What you will do: Leave out any picture and return the remaining listing below exactly as given.

Given data:
— start —

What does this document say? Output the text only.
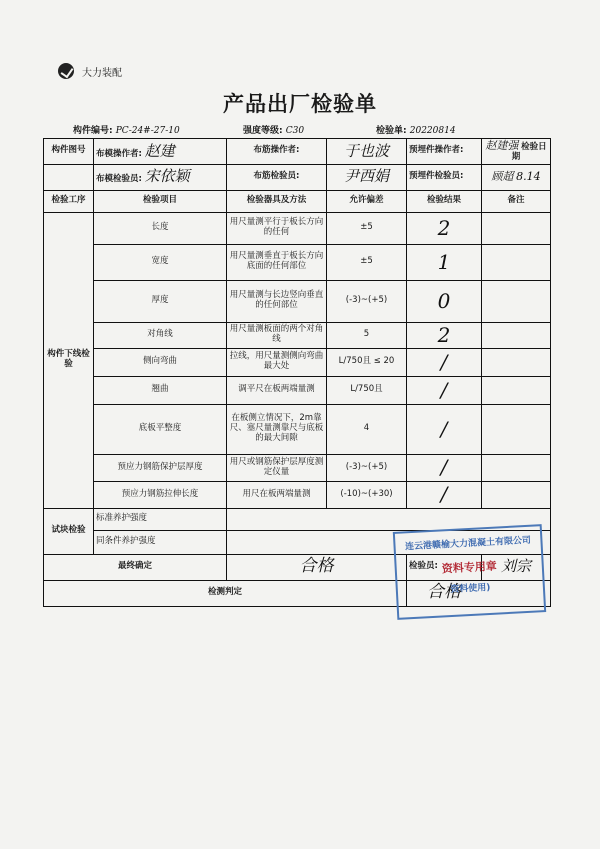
大力装配
产品出厂检验单
构件编号: PC-24#-27-10	强度等级: C30	检验单: 20220814
构件图号	布模操作者: 赵建	布筋操作者:	于也波	预埋件操作者:	赵建强 检验日期
	布模检验员: 宋依颖	布筋检验员:	尹西娟	预埋件检验员:	顾超 8.14
检验工序	检验项目	检验器具及方法	允许偏差	检验结果	备注
构件下线检验	长度	用尺量测平行于板长方向的任何	±5	2	
	宽度	用尺量测垂直于板长方向底面的任何部位	±5	1	
	厚度	用尺量测与长边竖向垂直的任何部位	(-3)~(+5)	0	
	对角线	用尺量测板面的两个对角线	5	2	
	侧向弯曲	拉线，用尺量测侧向弯曲最大处	L/750且 ≤ 20	/	
	翘曲	调平尺在板两端量测	L/750且	/	
	底板平整度	在板侧立情况下，2m靠尺、塞尺量测靠尺与底板的最大间隙	4	/	
	预应力钢筋保护层厚度	用尺或钢筋保护层厚度测定仪量	(-3)~(+5)	/	
	预应力钢筋拉伸长度	用尺在板两端量测	(-10)~(+30)	/	
试块检验	标准养护强度				
	同条件养护强度				
最终确定		合格		检验员:	刘宗
检测判定				合格	
连云港赣榆大力混凝土有限公司
资料专用章
资料使用)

— end —

Written solution:
What does this document say? Output the text only.
大力装配
产品出厂检验单
构件编号: PC-24#-27-10	强度等级: C30	检验单: 20220814
构件图号	布模操作者: 赵建	布筋操作者:	于也波	预埋件操作者:	赵建强 检验日期
	布模检验员: 宋依颖	布筋检验员:	尹西娟	预埋件检验员:	顾超 8.14
检验工序	检验项目	检验器具及方法	允许偏差	检验结果	备注
构件下线检验	长度	用尺量测平行于板长方向的任何	±5	2	
	宽度	用尺量测垂直于板长方向底面的任何部位	±5	1	
	厚度	用尺量测与长边竖向垂直的任何部位	(-3)~(+5)	0	
	对角线	用尺量测板面的两个对角线	5	2	
	侧向弯曲	拉线，用尺量测侧向弯曲最大处	L/750且 ≤ 20	/	
	翘曲	调平尺在板两端量测	L/750且	/	
	底板平整度	在板侧立情况下，2m靠尺、塞尺量测靠尺与底板的最大间隙	4	/	
	预应力钢筋保护层厚度	用尺或钢筋保护层厚度测定仪量	(-3)~(+5)	/	
	预应力钢筋拉伸长度	用尺在板两端量测	(-10)~(+30)	/	
试块检验	标准养护强度				
	同条件养护强度				
最终确定		合格		检验员:	刘宗
检测判定				合格	
连云港赣榆大力混凝土有限公司
资料专用章
资料使用)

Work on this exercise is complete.